## TASK REQUIREMENTS
Convert the rows from the first one through the row containing "nav-item-kurz-a-pomucky[interactable]: KURZ A" into a numbered list, leaving out any blank lines.

====== SOURCE MATERIAL ======

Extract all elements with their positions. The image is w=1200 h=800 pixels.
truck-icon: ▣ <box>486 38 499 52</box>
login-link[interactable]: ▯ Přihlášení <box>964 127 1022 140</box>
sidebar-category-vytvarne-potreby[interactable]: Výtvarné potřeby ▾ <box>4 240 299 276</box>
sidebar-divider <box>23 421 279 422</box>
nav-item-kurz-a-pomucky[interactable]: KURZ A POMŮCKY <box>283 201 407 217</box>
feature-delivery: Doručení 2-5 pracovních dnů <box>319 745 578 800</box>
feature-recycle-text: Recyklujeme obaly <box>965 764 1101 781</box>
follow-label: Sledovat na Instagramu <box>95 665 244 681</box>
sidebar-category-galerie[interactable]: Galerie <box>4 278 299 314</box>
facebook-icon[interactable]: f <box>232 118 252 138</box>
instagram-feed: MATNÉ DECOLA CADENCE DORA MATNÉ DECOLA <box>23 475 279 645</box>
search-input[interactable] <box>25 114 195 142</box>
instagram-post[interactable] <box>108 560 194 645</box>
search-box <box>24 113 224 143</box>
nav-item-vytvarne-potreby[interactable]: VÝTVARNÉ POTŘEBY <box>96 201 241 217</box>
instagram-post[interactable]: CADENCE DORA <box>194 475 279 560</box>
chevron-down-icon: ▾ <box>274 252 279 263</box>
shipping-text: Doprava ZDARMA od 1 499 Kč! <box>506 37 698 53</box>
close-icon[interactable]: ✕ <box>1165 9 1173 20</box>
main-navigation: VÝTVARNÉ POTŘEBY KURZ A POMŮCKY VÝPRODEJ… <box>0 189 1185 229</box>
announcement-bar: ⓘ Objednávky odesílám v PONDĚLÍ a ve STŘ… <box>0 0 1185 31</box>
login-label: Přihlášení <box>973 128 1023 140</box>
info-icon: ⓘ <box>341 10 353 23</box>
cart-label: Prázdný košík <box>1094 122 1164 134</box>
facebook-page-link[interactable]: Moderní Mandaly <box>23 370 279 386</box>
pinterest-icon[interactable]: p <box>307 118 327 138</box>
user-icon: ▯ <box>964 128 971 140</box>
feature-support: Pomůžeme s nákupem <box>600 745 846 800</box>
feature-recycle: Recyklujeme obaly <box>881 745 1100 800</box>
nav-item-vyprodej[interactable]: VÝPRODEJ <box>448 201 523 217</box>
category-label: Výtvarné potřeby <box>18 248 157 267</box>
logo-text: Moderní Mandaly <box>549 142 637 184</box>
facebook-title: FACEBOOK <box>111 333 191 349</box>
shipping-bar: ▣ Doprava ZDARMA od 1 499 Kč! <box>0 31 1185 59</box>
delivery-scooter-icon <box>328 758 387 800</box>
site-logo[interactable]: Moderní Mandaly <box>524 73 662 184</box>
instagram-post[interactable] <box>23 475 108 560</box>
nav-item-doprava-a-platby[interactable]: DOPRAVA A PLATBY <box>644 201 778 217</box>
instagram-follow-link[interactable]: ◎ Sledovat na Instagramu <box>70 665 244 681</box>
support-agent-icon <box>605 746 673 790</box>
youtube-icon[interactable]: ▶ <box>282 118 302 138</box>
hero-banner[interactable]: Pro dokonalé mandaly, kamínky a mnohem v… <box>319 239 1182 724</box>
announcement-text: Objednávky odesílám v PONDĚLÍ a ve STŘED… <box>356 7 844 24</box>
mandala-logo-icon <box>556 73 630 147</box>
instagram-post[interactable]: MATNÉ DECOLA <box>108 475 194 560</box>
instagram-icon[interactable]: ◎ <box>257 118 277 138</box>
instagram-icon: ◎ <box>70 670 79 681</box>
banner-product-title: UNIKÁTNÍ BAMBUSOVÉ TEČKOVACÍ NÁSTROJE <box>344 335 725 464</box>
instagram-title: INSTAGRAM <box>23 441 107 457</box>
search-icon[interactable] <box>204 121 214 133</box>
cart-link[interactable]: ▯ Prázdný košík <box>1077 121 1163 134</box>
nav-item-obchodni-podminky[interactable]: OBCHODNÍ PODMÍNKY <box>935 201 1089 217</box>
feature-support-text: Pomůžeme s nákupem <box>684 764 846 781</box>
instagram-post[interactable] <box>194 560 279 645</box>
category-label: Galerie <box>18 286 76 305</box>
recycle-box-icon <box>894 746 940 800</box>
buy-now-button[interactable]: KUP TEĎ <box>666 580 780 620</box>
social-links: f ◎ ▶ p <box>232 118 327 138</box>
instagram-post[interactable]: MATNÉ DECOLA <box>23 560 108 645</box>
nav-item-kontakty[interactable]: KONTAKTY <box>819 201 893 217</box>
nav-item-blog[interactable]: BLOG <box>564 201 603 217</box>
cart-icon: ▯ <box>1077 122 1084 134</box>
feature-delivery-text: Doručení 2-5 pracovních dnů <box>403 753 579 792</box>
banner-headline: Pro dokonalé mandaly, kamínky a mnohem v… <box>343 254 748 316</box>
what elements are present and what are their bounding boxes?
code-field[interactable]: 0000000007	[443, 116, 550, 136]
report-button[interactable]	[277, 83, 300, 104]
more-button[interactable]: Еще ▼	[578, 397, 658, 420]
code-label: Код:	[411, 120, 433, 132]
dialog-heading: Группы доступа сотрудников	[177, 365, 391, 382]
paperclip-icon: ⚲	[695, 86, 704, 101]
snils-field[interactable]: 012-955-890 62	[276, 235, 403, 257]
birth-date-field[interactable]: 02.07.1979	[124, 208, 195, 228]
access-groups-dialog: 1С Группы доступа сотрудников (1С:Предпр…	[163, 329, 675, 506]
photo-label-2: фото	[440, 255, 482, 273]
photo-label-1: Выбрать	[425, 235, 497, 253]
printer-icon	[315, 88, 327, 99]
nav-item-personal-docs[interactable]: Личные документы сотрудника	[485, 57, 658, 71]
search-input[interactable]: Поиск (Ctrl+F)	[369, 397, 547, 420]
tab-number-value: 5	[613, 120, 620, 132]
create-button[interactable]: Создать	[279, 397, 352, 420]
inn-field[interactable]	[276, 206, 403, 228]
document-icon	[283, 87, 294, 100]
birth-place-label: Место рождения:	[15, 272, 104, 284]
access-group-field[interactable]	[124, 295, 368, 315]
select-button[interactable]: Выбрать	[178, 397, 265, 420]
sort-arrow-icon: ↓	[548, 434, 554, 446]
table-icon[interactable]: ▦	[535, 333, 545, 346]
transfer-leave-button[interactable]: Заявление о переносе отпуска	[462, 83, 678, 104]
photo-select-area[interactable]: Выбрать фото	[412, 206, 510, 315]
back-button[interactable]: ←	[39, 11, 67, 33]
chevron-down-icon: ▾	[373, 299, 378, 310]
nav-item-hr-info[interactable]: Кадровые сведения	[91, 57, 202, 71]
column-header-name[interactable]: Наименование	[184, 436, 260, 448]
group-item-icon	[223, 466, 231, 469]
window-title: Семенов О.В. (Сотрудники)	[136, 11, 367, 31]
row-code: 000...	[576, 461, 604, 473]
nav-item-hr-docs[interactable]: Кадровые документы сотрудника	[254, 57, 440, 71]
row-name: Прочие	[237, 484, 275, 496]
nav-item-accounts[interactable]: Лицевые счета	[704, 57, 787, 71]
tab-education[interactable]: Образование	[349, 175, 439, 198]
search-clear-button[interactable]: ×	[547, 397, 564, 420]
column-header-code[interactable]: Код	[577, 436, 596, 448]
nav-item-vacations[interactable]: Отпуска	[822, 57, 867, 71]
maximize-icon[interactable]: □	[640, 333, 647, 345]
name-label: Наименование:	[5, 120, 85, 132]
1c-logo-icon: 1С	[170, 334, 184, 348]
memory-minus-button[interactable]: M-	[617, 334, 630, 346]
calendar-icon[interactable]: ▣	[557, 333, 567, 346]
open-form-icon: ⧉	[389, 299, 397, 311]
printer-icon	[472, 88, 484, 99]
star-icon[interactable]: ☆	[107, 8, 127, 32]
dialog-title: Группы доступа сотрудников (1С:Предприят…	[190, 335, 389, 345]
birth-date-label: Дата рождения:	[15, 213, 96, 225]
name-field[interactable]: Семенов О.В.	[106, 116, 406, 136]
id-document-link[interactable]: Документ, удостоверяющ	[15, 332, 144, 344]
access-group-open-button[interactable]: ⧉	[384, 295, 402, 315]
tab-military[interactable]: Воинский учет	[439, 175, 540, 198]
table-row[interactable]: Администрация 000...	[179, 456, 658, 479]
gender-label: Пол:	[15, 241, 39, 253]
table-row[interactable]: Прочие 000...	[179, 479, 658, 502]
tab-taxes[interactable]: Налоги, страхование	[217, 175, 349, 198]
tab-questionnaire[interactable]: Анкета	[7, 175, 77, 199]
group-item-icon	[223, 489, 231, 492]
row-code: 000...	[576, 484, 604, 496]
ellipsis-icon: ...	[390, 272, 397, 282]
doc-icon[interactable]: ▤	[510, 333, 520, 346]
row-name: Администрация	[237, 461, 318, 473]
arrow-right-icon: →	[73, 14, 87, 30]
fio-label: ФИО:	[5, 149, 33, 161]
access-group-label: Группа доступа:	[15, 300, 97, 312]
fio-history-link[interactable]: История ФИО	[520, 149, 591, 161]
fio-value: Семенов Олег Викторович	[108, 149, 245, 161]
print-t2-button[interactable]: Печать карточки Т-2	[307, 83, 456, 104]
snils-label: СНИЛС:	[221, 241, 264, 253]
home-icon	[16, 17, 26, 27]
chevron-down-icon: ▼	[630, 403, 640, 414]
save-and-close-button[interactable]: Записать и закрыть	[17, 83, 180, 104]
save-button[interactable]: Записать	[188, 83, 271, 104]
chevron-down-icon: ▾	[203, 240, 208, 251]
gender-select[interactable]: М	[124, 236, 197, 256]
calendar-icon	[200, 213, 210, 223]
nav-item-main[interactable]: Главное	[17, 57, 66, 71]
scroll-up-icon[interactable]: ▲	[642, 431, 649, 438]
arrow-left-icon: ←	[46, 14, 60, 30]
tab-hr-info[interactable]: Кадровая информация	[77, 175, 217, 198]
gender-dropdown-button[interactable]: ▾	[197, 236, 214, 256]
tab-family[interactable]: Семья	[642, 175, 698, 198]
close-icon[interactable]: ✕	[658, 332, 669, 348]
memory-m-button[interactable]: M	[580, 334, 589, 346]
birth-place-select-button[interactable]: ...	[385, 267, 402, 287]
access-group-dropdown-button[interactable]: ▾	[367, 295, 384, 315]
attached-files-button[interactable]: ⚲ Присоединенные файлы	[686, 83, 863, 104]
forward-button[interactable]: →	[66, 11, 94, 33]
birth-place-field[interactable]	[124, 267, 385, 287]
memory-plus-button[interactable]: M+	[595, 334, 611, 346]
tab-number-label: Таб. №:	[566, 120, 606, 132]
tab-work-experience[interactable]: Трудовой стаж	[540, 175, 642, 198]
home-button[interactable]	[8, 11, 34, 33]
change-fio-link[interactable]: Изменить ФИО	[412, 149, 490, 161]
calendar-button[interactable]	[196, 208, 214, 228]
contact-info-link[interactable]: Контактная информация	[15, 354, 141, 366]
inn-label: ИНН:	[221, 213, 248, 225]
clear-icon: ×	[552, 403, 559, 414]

======

## WRITTEN SOLUTION
1. Extract all elements with their positions. The image is w=1200 h=800 pixels.
2. truck-icon: ▣ <box>486 38 499 52</box>
3. login-link[interactable]: ▯ Přihlášení <box>964 127 1022 140</box>
4. sidebar-category-vytvarne-potreby[interactable]: Výtvarné potřeby ▾ <box>4 240 299 276</box>
5. sidebar-divider <box>23 421 279 422</box>
6. nav-item-kurz-a-pomucky[interactable]: KURZ A POMŮCKY <box>283 201 407 217</box>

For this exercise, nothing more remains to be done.